__Exercise instructions__: Lift out each line of the data that holds "Package".

· · · ·

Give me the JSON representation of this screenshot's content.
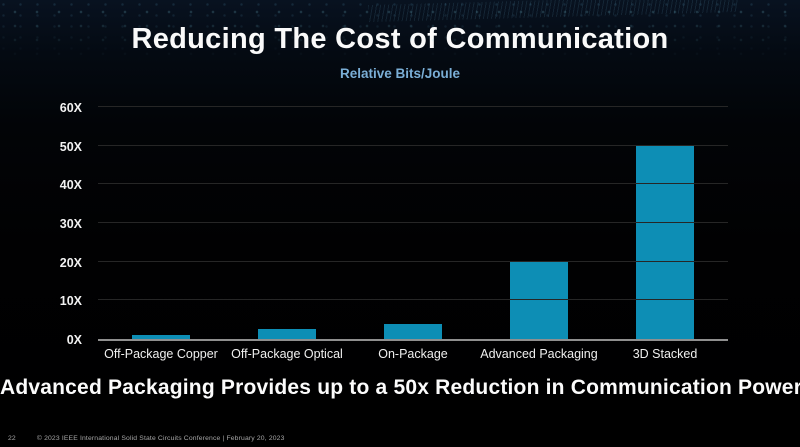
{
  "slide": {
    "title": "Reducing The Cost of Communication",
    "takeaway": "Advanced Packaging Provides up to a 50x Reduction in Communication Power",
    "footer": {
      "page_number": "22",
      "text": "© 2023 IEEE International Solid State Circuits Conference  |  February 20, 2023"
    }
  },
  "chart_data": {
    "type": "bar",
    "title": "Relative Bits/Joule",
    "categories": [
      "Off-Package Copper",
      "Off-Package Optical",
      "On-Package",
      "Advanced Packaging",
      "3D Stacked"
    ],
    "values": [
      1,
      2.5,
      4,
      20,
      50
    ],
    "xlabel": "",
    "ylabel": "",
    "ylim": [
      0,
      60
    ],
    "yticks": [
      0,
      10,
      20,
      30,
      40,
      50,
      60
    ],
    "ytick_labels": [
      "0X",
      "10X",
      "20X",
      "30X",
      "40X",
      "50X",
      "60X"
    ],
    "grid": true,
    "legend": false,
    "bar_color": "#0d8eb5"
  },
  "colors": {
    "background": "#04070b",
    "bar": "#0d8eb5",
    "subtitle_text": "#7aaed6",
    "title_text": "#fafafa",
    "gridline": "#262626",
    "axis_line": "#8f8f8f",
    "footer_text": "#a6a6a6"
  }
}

· · · ·

__Written answer__:
      "Off-Package Copper",
      "Off-Package Optical",
      "On-Package",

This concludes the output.